Collected data entries:
# # # #

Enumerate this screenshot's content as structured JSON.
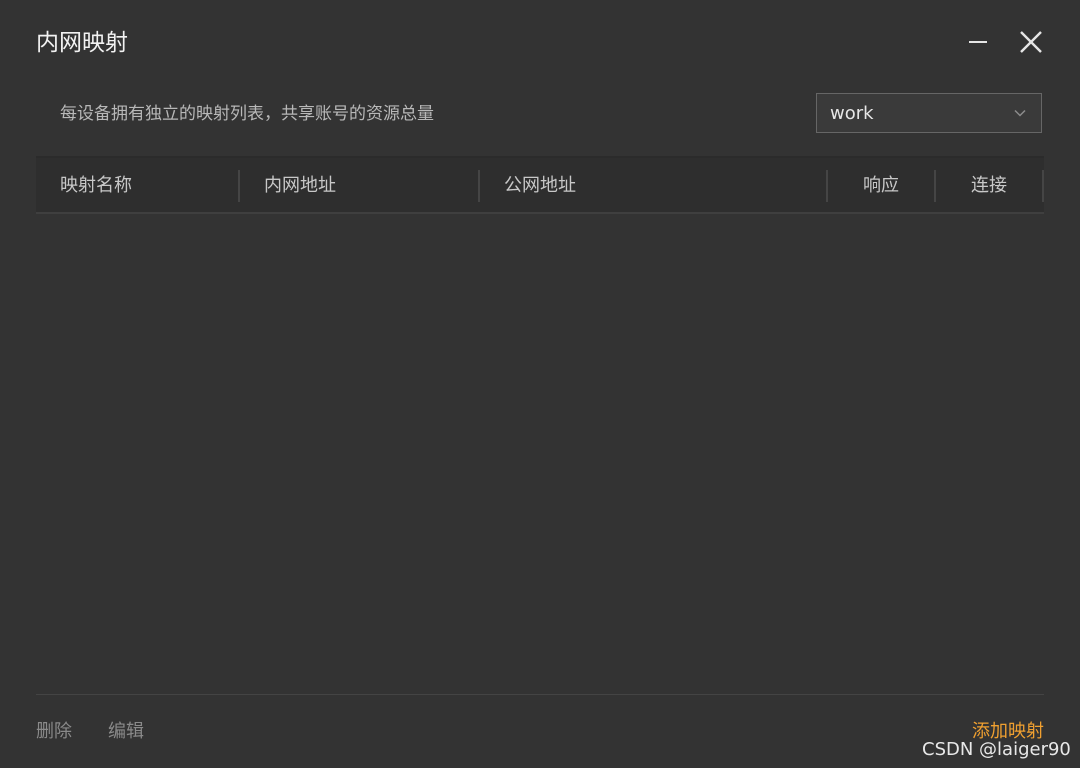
{
  "window": {
    "title": "内网映射",
    "minimize_icon": "minimize-icon",
    "close_icon": "close-icon"
  },
  "header": {
    "description": "每设备拥有独立的映射列表，共享账号的资源总量",
    "device_select": {
      "value": "work",
      "icon": "chevron-down-icon"
    }
  },
  "table": {
    "columns": [
      "映射名称",
      "内网地址",
      "公网地址",
      "响应",
      "连接"
    ],
    "rows": []
  },
  "footer": {
    "delete_label": "删除",
    "edit_label": "编辑",
    "add_label": "添加映射"
  },
  "watermark": "CSDN @laiger90",
  "colors": {
    "background": "#333333",
    "accent": "#f0a030"
  }
}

# # # #

* _EXERCISE TASK_
All of the records above must be copied exactly, except for the pictures.

* _WRITTEN ANSWER_
Enumerate this screenshot's content as structured JSON.
{
  "window": {
    "title": "内网映射",
    "minimize_icon": "minimize-icon",
    "close_icon": "close-icon"
  },
  "header": {
    "description": "每设备拥有独立的映射列表，共享账号的资源总量",
    "device_select": {
      "value": "work",
      "icon": "chevron-down-icon"
    }
  },
  "table": {
    "columns": [
      "映射名称",
      "内网地址",
      "公网地址",
      "响应",
      "连接"
    ],
    "rows": []
  },
  "footer": {
    "delete_label": "删除",
    "edit_label": "编辑",
    "add_label": "添加映射"
  },
  "watermark": "CSDN @laiger90",
  "colors": {
    "background": "#333333",
    "accent": "#f0a030"
  }
}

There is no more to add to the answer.